(Figure contents as structured data)

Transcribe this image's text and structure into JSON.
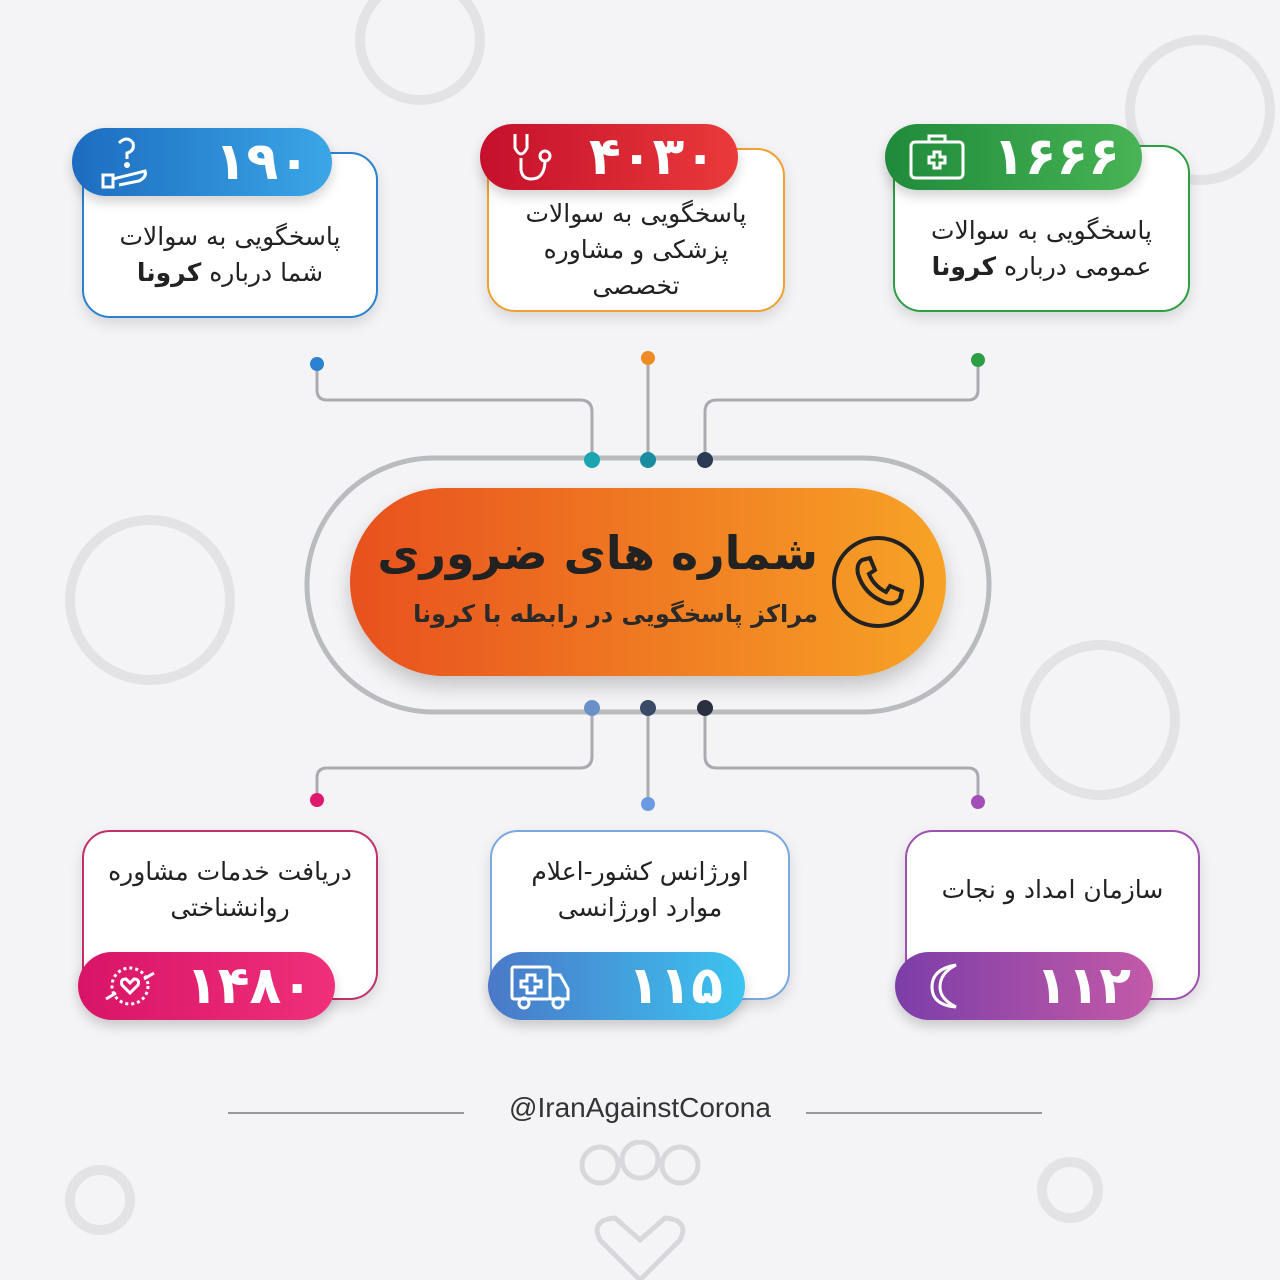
{
  "title": "شماره های ضروری",
  "subtitle": "مراکز پاسخگویی در رابطه با کرونا",
  "cards": [
    {
      "number": "۱۹۰",
      "text": "پاسخگویی به سوالات شما درباره ",
      "bold": "کرونا",
      "icon": "hand-question-icon",
      "color": "#2a82d0"
    },
    {
      "number": "۴۰۳۰",
      "text": "پاسخگویی به سوالات پزشکی و مشاوره تخصصی",
      "bold": "",
      "icon": "stethoscope-icon",
      "color": "#d8202f"
    },
    {
      "number": "۱۶۶۶",
      "text": "پاسخگویی به سوالات عمومی درباره ",
      "bold": "کرونا",
      "icon": "first-aid-kit-icon",
      "color": "#2e9e44"
    },
    {
      "number": "۱۴۸۰",
      "text": "دریافت خدمات مشاوره روانشناختی",
      "bold": "",
      "icon": "hands-heart-icon",
      "color": "#e0186c"
    },
    {
      "number": "۱۱۵",
      "text": "اورژانس کشور-اعلام موارد اورژانسی",
      "bold": "",
      "icon": "ambulance-icon",
      "color": "#3a8fe0"
    },
    {
      "number": "۱۱۲",
      "text": "سازمان امداد و نجات",
      "bold": "",
      "icon": "crescent-icon",
      "color": "#8e4fb0"
    }
  ],
  "footer": "@IranAgainstCorona"
}
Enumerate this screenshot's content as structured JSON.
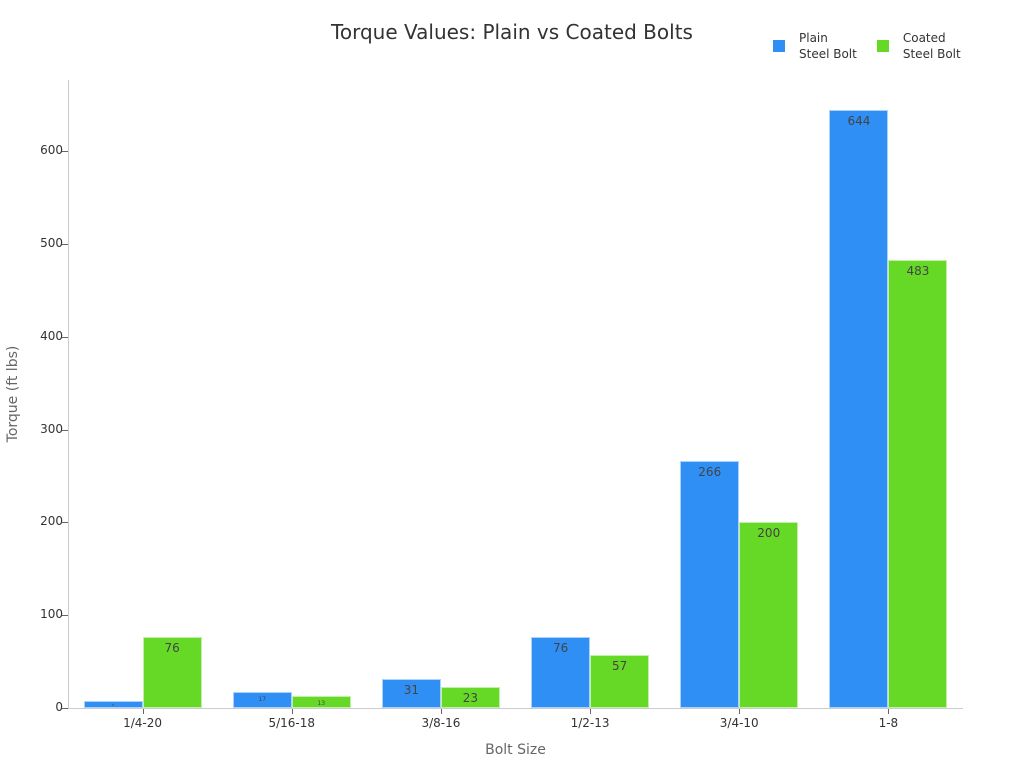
{
  "chart_data": {
    "type": "bar",
    "title": "Torque Values: Plain vs Coated Bolts",
    "xlabel": "Bolt Size",
    "ylabel": "Torque (ft lbs)",
    "categories": [
      "1/4-20",
      "5/16-18",
      "3/8-16",
      "1/2-13",
      "3/4-10",
      "1-8"
    ],
    "series": [
      {
        "name": "Plain Steel Bolt",
        "legend_lines": [
          "Plain",
          "Steel Bolt"
        ],
        "color": "#2F8FF5",
        "values": [
          8,
          17,
          31,
          76,
          266,
          644
        ]
      },
      {
        "name": "Coated Steel Bolt",
        "legend_lines": [
          "Coated",
          "Steel Bolt"
        ],
        "color": "#66D926",
        "values": [
          76,
          13,
          23,
          57,
          200,
          483
        ]
      }
    ],
    "ylim": [
      0,
      676
    ],
    "yticks": [
      0,
      100,
      200,
      300,
      400,
      500,
      600
    ],
    "grid": false,
    "legend_position": "top-right"
  }
}
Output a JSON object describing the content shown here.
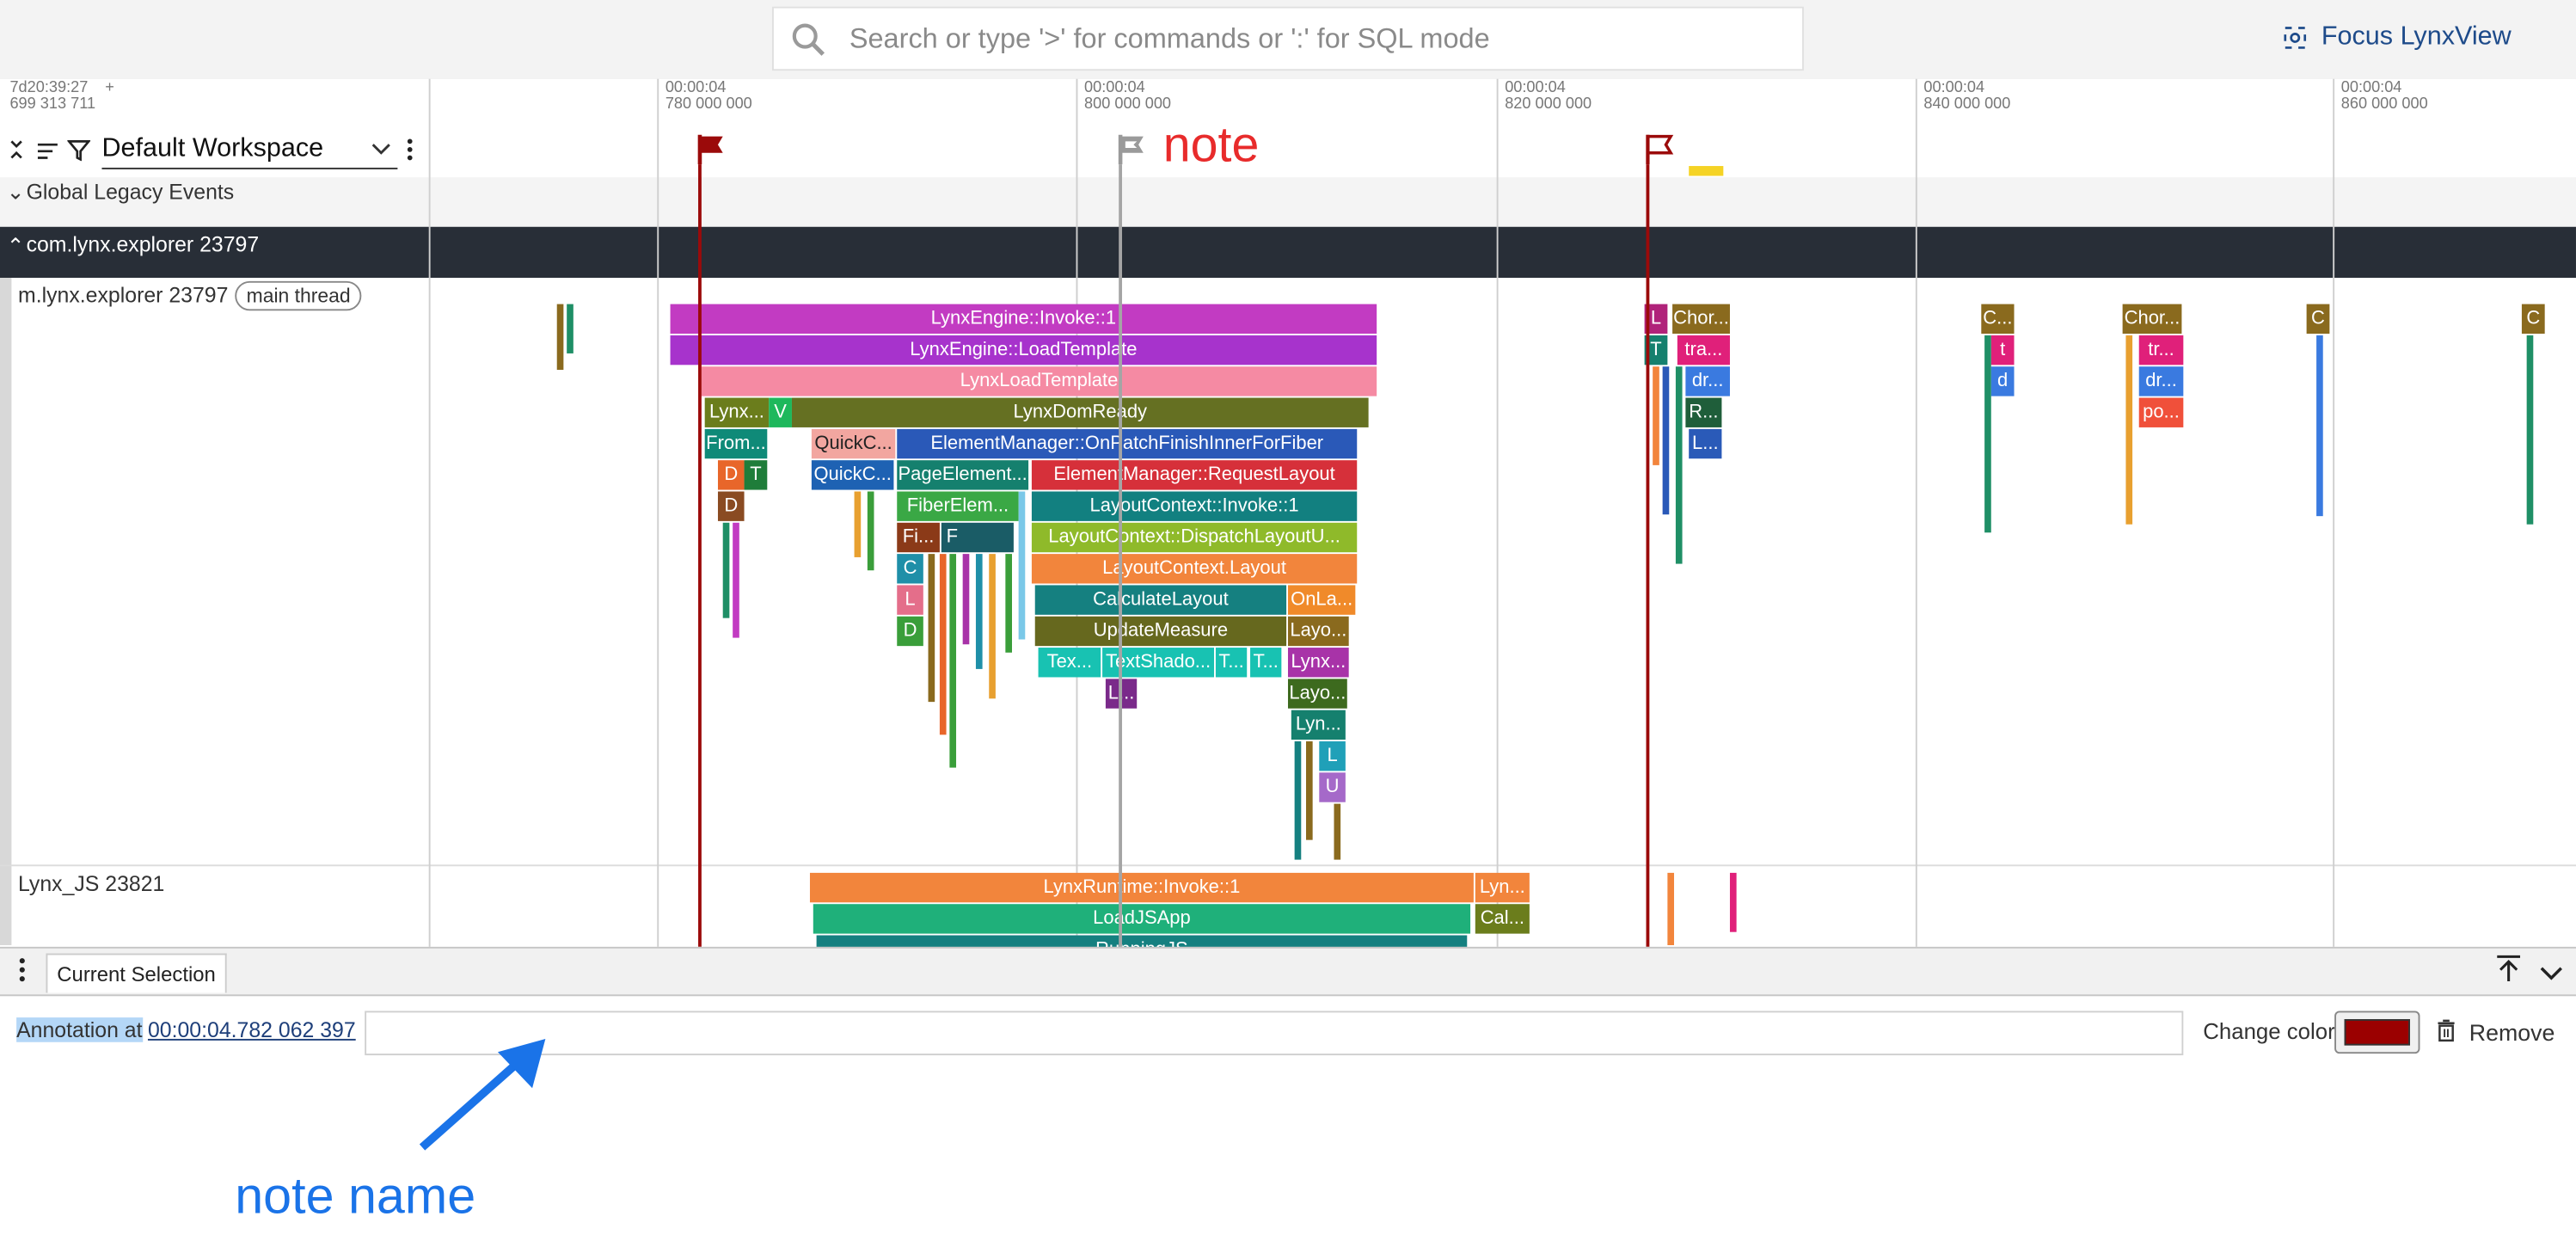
{
  "search": {
    "placeholder": "Search or type '>' for commands or ':' for SQL mode"
  },
  "focus_button": "Focus LynxView",
  "timeline": {
    "start_label_line1": "7d20:39:27",
    "start_label_line2": "699 313 711",
    "start_plus": "+",
    "ticks": [
      {
        "line1": "00:00:04",
        "line2": "780 000 000"
      },
      {
        "line1": "00:00:04",
        "line2": "800 000 000"
      },
      {
        "line1": "00:00:04",
        "line2": "820 000 000"
      },
      {
        "line1": "00:00:04",
        "line2": "840 000 000"
      },
      {
        "line1": "00:00:04",
        "line2": "860 000 000"
      }
    ],
    "note_text": "note"
  },
  "workspace": {
    "label": "Default Workspace"
  },
  "sections": {
    "global": "Global Legacy Events",
    "process": "com.lynx.explorer 23797",
    "main_thread_name": "m.lynx.explorer 23797",
    "main_thread_badge": "main thread",
    "js_thread_name": "Lynx_JS 23821"
  },
  "slices": {
    "s0": "LynxEngine::Invoke::1",
    "s1": "LynxEngine::LoadTemplate",
    "s2": "LynxLoadTemplate",
    "s3": "Lynx...",
    "s4": "V",
    "s5": "LynxDomReady",
    "s6": "From...",
    "s7": "QuickC...",
    "s8": "ElementManager::OnPatchFinishInnerForFiber",
    "s9": "D",
    "s10": "T",
    "s11": "QuickC...",
    "s12": "PageElement...",
    "s13": "ElementManager::RequestLayout",
    "s14": "D",
    "s15": "FiberElem...",
    "s16": "LayoutContext::Invoke::1",
    "s17": "Fi...",
    "s18": "F",
    "s19": "LayoutContext::DispatchLayoutU...",
    "s20": "C",
    "s21": "LayoutContext.Layout",
    "s22": "L",
    "s23": "CalculateLayout",
    "s24": "OnLa...",
    "s25": "D",
    "s26": "UpdateMeasure",
    "s27": "Layo...",
    "s28": "Tex...",
    "s29": "TextShado...",
    "s30": "T...",
    "s31": "T...",
    "s32": "Lynx...",
    "s33": "L...",
    "s34": "Layo...",
    "s35": "Lyn...",
    "s36": "L",
    "s37": "U",
    "s38": "L",
    "s39": "Chor...",
    "s40": "T",
    "s41": "tra...",
    "s42": "dr...",
    "s43": "R...",
    "s44": "L...",
    "s45": "C...",
    "s46": "t",
    "s47": "d",
    "s48": "Chor...",
    "s49": "tr...",
    "s50": "dr...",
    "s51": "po...",
    "s52": "C",
    "s53": "C",
    "j0": "LynxRuntime::Invoke::1",
    "j1": "Lyn...",
    "j2": "LoadJSApp",
    "j3": "Cal...",
    "j4": "RunningJS"
  },
  "details": {
    "tab": "Current Selection",
    "annotation_prefix": "Annotation at",
    "annotation_time": "00:00:04.782 062 397",
    "change_color_label": "Change color:",
    "remove_label": "Remove",
    "color": "#9b0000"
  },
  "overlay": {
    "note_name": "note name"
  },
  "colors": {
    "flag": "#9b0a0a",
    "note_red": "#e82b2b",
    "arrow_blue": "#1a73e8"
  }
}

## PROBLEM TO SOLVE
Copy all lines of the listing above that contain the string "درباره".

## SOLUTION FOR THIS PROBLEM
      "text": "پاسخگویی به سوالات شما درباره ",
      "text": "پاسخگویی به سوالات عمومی درباره ",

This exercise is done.